# [Problem description]
Reproduce the full listing below unchanged, apart from the pictures.

# [Information shown]
* START *

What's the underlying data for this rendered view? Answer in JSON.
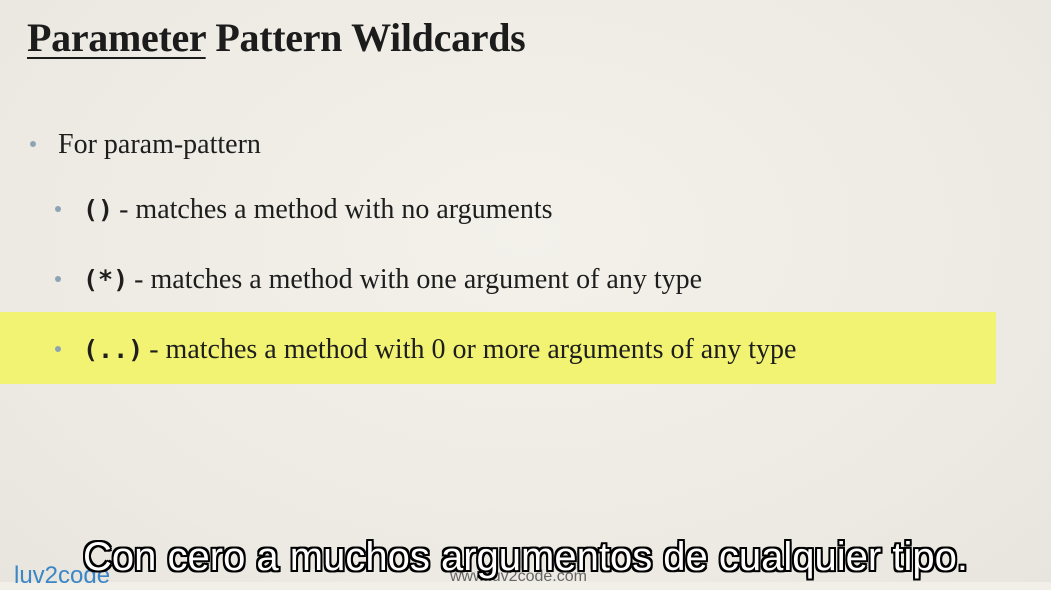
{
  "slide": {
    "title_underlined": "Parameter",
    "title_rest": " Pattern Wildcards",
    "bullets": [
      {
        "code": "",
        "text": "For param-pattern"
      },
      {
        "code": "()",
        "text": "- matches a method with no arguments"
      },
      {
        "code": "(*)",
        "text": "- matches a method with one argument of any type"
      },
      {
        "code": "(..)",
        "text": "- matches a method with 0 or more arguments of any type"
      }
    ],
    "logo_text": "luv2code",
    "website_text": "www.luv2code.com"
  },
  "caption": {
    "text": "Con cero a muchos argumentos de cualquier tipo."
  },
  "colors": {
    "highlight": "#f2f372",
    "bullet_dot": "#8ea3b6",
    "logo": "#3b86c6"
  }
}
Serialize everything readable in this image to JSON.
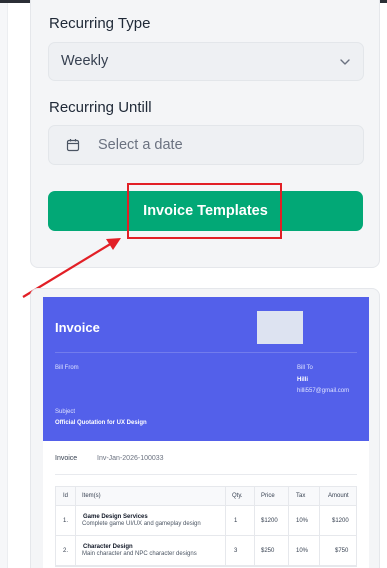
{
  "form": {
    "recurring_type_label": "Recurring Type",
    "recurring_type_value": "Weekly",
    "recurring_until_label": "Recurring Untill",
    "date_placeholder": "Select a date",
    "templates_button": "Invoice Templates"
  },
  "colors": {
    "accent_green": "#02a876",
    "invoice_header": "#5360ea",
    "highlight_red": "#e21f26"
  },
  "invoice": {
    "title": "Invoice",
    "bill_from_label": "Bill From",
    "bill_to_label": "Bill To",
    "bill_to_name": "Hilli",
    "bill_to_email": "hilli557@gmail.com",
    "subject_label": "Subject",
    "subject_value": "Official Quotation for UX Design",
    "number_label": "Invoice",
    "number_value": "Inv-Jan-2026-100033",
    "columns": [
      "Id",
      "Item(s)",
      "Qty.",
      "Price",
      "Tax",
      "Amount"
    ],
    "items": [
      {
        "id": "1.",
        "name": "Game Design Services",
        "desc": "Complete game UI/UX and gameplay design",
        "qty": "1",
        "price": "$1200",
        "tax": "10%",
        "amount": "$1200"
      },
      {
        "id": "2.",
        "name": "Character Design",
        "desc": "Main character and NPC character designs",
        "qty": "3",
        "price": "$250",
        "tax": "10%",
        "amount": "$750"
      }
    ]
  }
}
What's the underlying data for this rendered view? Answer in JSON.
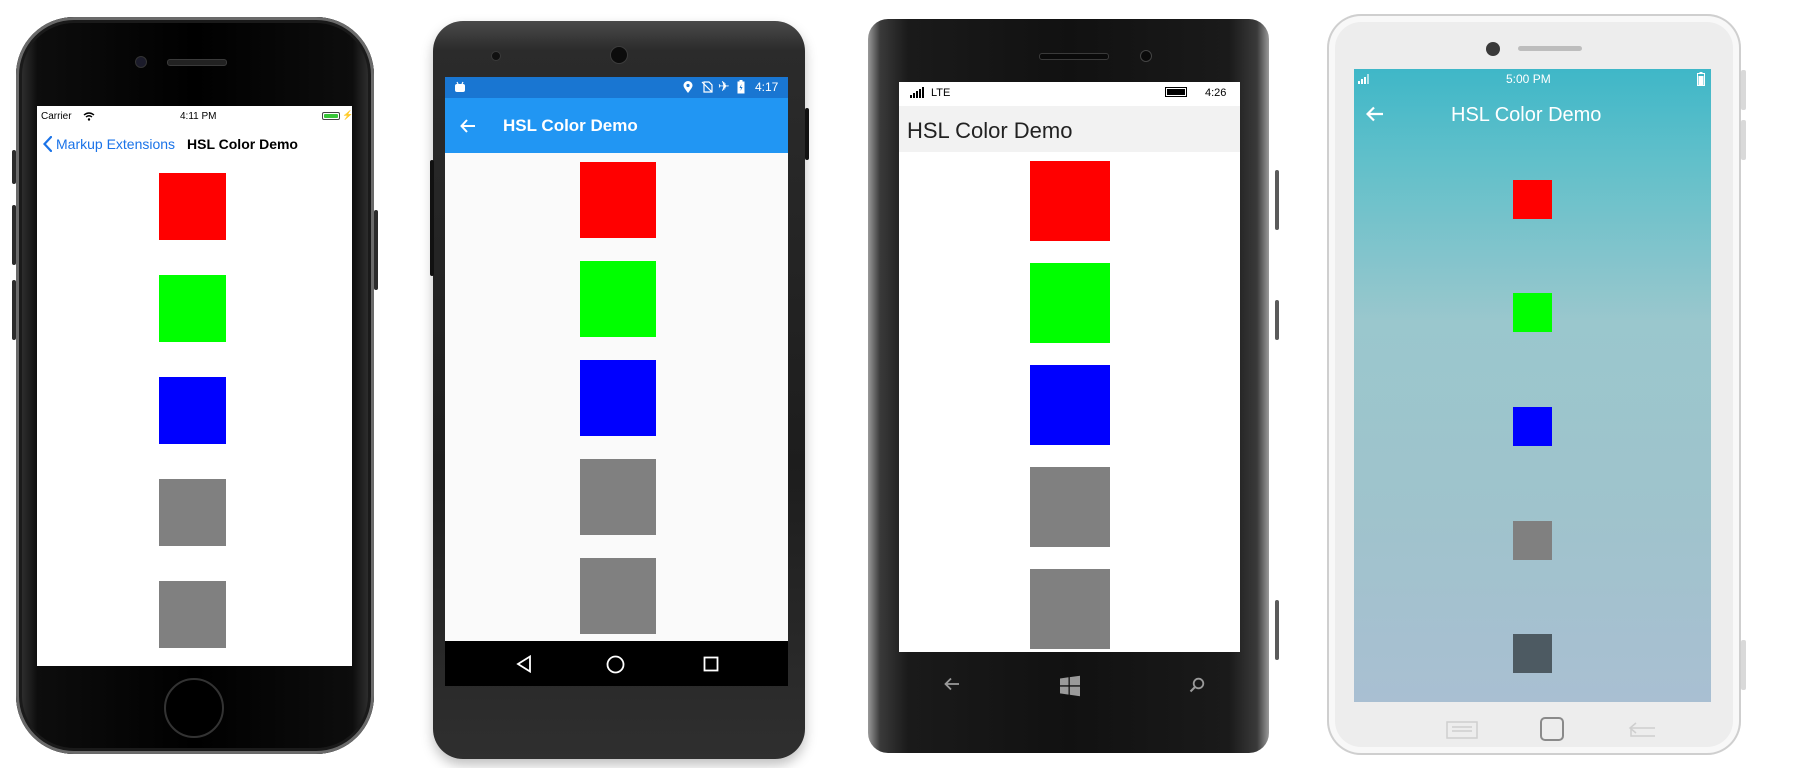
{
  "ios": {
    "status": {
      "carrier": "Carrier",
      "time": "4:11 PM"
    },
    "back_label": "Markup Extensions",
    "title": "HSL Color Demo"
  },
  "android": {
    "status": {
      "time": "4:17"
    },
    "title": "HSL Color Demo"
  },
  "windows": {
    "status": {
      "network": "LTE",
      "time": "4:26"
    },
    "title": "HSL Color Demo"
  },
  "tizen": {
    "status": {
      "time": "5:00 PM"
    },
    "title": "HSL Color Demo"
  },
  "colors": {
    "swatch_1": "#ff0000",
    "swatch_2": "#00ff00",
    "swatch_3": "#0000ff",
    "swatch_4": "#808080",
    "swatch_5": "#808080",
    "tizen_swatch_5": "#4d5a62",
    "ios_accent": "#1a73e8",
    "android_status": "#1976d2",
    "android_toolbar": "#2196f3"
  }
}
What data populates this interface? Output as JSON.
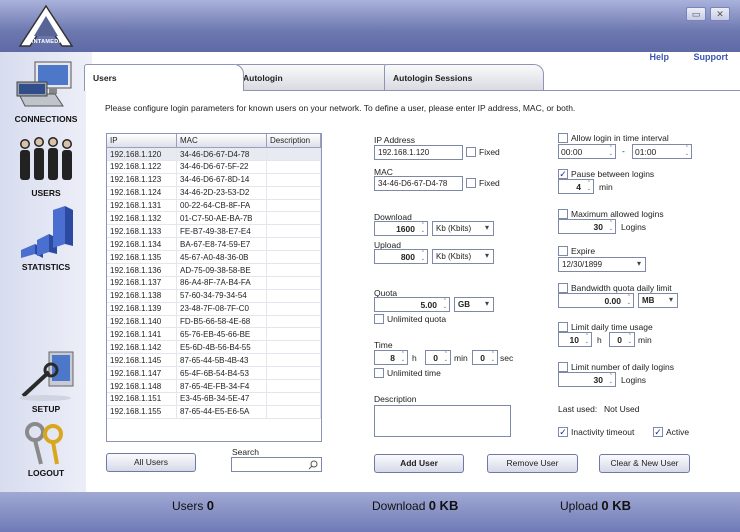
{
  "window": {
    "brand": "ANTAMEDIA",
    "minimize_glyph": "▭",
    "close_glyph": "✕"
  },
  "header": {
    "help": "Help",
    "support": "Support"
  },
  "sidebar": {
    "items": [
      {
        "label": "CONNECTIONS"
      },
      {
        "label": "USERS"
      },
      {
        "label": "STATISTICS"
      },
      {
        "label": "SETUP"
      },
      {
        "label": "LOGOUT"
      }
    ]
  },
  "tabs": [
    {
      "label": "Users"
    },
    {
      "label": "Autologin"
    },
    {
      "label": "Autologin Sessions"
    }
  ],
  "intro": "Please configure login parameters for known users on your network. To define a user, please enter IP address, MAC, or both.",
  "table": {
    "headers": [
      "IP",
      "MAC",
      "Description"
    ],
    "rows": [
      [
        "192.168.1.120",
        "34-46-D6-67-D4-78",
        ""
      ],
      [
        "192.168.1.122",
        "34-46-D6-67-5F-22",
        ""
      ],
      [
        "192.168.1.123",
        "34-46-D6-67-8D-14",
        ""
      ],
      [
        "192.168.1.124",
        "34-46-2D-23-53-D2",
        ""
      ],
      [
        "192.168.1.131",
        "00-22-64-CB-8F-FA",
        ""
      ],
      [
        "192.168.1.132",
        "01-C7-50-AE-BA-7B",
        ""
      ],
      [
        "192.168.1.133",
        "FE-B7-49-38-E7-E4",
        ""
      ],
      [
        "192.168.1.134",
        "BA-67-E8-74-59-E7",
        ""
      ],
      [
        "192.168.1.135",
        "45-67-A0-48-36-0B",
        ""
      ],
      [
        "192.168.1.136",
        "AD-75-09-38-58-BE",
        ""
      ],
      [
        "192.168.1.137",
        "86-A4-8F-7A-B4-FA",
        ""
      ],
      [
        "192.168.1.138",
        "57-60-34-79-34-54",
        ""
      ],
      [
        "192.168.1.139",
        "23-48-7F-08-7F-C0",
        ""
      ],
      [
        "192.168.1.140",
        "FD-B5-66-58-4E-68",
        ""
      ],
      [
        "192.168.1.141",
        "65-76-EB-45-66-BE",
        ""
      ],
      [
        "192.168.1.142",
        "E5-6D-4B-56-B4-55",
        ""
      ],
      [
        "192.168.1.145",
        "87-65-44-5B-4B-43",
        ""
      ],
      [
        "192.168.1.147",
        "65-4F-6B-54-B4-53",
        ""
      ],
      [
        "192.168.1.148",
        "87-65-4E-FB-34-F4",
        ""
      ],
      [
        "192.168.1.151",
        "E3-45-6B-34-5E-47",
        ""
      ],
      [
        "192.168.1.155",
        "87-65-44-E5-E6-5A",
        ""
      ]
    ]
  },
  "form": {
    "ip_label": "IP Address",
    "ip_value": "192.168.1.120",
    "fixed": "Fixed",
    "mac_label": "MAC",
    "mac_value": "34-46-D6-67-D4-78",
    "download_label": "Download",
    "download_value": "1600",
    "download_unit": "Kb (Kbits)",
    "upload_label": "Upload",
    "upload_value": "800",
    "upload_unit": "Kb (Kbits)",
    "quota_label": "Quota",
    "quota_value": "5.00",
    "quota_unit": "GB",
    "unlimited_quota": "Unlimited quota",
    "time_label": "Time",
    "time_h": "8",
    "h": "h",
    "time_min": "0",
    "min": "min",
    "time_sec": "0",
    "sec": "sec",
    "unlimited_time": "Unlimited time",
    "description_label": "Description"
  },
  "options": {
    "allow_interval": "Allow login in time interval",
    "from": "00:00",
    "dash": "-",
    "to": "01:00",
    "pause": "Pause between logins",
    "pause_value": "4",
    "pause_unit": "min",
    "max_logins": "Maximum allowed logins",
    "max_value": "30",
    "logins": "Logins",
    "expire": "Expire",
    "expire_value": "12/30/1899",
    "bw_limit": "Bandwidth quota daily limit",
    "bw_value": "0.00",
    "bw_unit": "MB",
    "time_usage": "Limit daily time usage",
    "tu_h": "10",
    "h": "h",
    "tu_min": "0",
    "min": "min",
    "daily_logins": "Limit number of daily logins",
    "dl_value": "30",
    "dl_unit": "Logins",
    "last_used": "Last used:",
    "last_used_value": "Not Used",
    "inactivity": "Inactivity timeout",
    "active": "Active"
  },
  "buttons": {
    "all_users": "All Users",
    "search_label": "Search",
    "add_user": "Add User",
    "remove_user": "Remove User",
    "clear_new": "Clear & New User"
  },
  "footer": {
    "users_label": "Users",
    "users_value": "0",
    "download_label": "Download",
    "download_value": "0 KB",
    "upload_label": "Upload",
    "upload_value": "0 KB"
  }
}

* END *

# [Answer below]
What's the underlying data for this rendered view? Answer in JSON.
{
  "slide": {
    "title_underlined": "Parameter",
    "title_rest": " Pattern Wildcards",
    "bullets": [
      {
        "code": "",
        "text": "For param-pattern"
      },
      {
        "code": "()",
        "text": "- matches a method with no arguments"
      },
      {
        "code": "(*)",
        "text": "- matches a method with one argument of any type"
      },
      {
        "code": "(..)",
        "text": "- matches a method with 0 or more arguments of any type"
      }
    ],
    "logo_text": "luv2code",
    "website_text": "www.luv2code.com"
  },
  "caption": {
    "text": "Con cero a muchos argumentos de cualquier tipo."
  },
  "colors": {
    "highlight": "#f2f372",
    "bullet_dot": "#8ea3b6",
    "logo": "#3b86c6"
  }
}
Serialize everything readable in this image to JSON.
{
  "form": {
    "recurring_type_label": "Recurring Type",
    "recurring_type_value": "Weekly",
    "recurring_until_label": "Recurring Untill",
    "date_placeholder": "Select a date",
    "templates_button": "Invoice Templates"
  },
  "colors": {
    "accent_green": "#02a876",
    "invoice_header": "#5360ea",
    "highlight_red": "#e21f26"
  },
  "invoice": {
    "title": "Invoice",
    "bill_from_label": "Bill From",
    "bill_to_label": "Bill To",
    "bill_to_name": "Hilli",
    "bill_to_email": "hilli557@gmail.com",
    "subject_label": "Subject",
    "subject_value": "Official Quotation for UX Design",
    "number_label": "Invoice",
    "number_value": "Inv-Jan-2026-100033",
    "columns": [
      "Id",
      "Item(s)",
      "Qty.",
      "Price",
      "Tax",
      "Amount"
    ],
    "items": [
      {
        "id": "1.",
        "name": "Game Design Services",
        "desc": "Complete game UI/UX and gameplay design",
        "qty": "1",
        "price": "$1200",
        "tax": "10%",
        "amount": "$1200"
      },
      {
        "id": "2.",
        "name": "Character Design",
        "desc": "Main character and NPC character designs",
        "qty": "3",
        "price": "$250",
        "tax": "10%",
        "amount": "$750"
      }
    ]
  }
}
What's the underlying data for this rendered view? Answer in JSON.
{
  "ios": {
    "status": {
      "carrier": "Carrier",
      "time": "4:11 PM"
    },
    "back_label": "Markup Extensions",
    "title": "HSL Color Demo"
  },
  "android": {
    "status": {
      "time": "4:17"
    },
    "title": "HSL Color Demo"
  },
  "windows": {
    "status": {
      "network": "LTE",
      "time": "4:26"
    },
    "title": "HSL Color Demo"
  },
  "tizen": {
    "status": {
      "time": "5:00 PM"
    },
    "title": "HSL Color Demo"
  },
  "colors": {
    "swatch_1": "#ff0000",
    "swatch_2": "#00ff00",
    "swatch_3": "#0000ff",
    "swatch_4": "#808080",
    "swatch_5": "#808080",
    "tizen_swatch_5": "#4d5a62",
    "ios_accent": "#1a73e8",
    "android_status": "#1976d2",
    "android_toolbar": "#2196f3"
  }
}
What data populates this interface? Output as JSON.
{
  "window": {
    "brand": "ANTAMEDIA",
    "minimize_glyph": "▭",
    "close_glyph": "✕"
  },
  "header": {
    "help": "Help",
    "support": "Support"
  },
  "sidebar": {
    "items": [
      {
        "label": "CONNECTIONS"
      },
      {
        "label": "USERS"
      },
      {
        "label": "STATISTICS"
      },
      {
        "label": "SETUP"
      },
      {
        "label": "LOGOUT"
      }
    ]
  },
  "tabs": [
    {
      "label": "Users"
    },
    {
      "label": "Autologin"
    },
    {
      "label": "Autologin Sessions"
    }
  ],
  "intro": "Please configure login parameters for known users on your network. To define a user, please enter IP address, MAC, or both.",
  "table": {
    "headers": [
      "IP",
      "MAC",
      "Description"
    ],
    "rows": [
      [
        "192.168.1.120",
        "34-46-D6-67-D4-78",
        ""
      ],
      [
        "192.168.1.122",
        "34-46-D6-67-5F-22",
        ""
      ],
      [
        "192.168.1.123",
        "34-46-D6-67-8D-14",
        ""
      ],
      [
        "192.168.1.124",
        "34-46-2D-23-53-D2",
        ""
      ],
      [
        "192.168.1.131",
        "00-22-64-CB-8F-FA",
        ""
      ],
      [
        "192.168.1.132",
        "01-C7-50-AE-BA-7B",
        ""
      ],
      [
        "192.168.1.133",
        "FE-B7-49-38-E7-E4",
        ""
      ],
      [
        "192.168.1.134",
        "BA-67-E8-74-59-E7",
        ""
      ],
      [
        "192.168.1.135",
        "45-67-A0-48-36-0B",
        ""
      ],
      [
        "192.168.1.136",
        "AD-75-09-38-58-BE",
        ""
      ],
      [
        "192.168.1.137",
        "86-A4-8F-7A-B4-FA",
        ""
      ],
      [
        "192.168.1.138",
        "57-60-34-79-34-54",
        ""
      ],
      [
        "192.168.1.139",
        "23-48-7F-08-7F-C0",
        ""
      ],
      [
        "192.168.1.140",
        "FD-B5-66-58-4E-68",
        ""
      ],
      [
        "192.168.1.141",
        "65-76-EB-45-66-BE",
        ""
      ],
      [
        "192.168.1.142",
        "E5-6D-4B-56-B4-55",
        ""
      ],
      [
        "192.168.1.145",
        "87-65-44-5B-4B-43",
        ""
      ],
      [
        "192.168.1.147",
        "65-4F-6B-54-B4-53",
        ""
      ],
      [
        "192.168.1.148",
        "87-65-4E-FB-34-F4",
        ""
      ],
      [
        "192.168.1.151",
        "E3-45-6B-34-5E-47",
        ""
      ],
      [
        "192.168.1.155",
        "87-65-44-E5-E6-5A",
        ""
      ]
    ]
  },
  "form": {
    "ip_label": "IP Address",
    "ip_value": "192.168.1.120",
    "fixed": "Fixed",
    "mac_label": "MAC",
    "mac_value": "34-46-D6-67-D4-78",
    "download_label": "Download",
    "download_value": "1600",
    "download_unit": "Kb (Kbits)",
    "upload_label": "Upload",
    "upload_value": "800",
    "upload_unit": "Kb (Kbits)",
    "quota_label": "Quota",
    "quota_value": "5.00",
    "quota_unit": "GB",
    "unlimited_quota": "Unlimited quota",
    "time_label": "Time",
    "time_h": "8",
    "h": "h",
    "time_min": "0",
    "min": "min",
    "time_sec": "0",
    "sec": "sec",
    "unlimited_time": "Unlimited time",
    "description_label": "Description"
  },
  "options": {
    "allow_interval": "Allow login in time interval",
    "from": "00:00",
    "dash": "-",
    "to": "01:00",
    "pause": "Pause between logins",
    "pause_value": "4",
    "pause_unit": "min",
    "max_logins": "Maximum allowed logins",
    "max_value": "30",
    "logins": "Logins",
    "expire": "Expire",
    "expire_value": "12/30/1899",
    "bw_limit": "Bandwidth quota daily limit",
    "bw_value": "0.00",
    "bw_unit": "MB",
    "time_usage": "Limit daily time usage",
    "tu_h": "10",
    "h": "h",
    "tu_min": "0",
    "min": "min",
    "daily_logins": "Limit number of daily logins",
    "dl_value": "30",
    "dl_unit": "Logins",
    "last_used": "Last used:",
    "last_used_value": "Not Used",
    "inactivity": "Inactivity timeout",
    "active": "Active"
  },
  "buttons": {
    "all_users": "All Users",
    "search_label": "Search",
    "add_user": "Add User",
    "remove_user": "Remove User",
    "clear_new": "Clear & New User"
  },
  "footer": {
    "users_label": "Users",
    "users_value": "0",
    "download_label": "Download",
    "download_value": "0 KB",
    "upload_label": "Upload",
    "upload_value": "0 KB"
  }
}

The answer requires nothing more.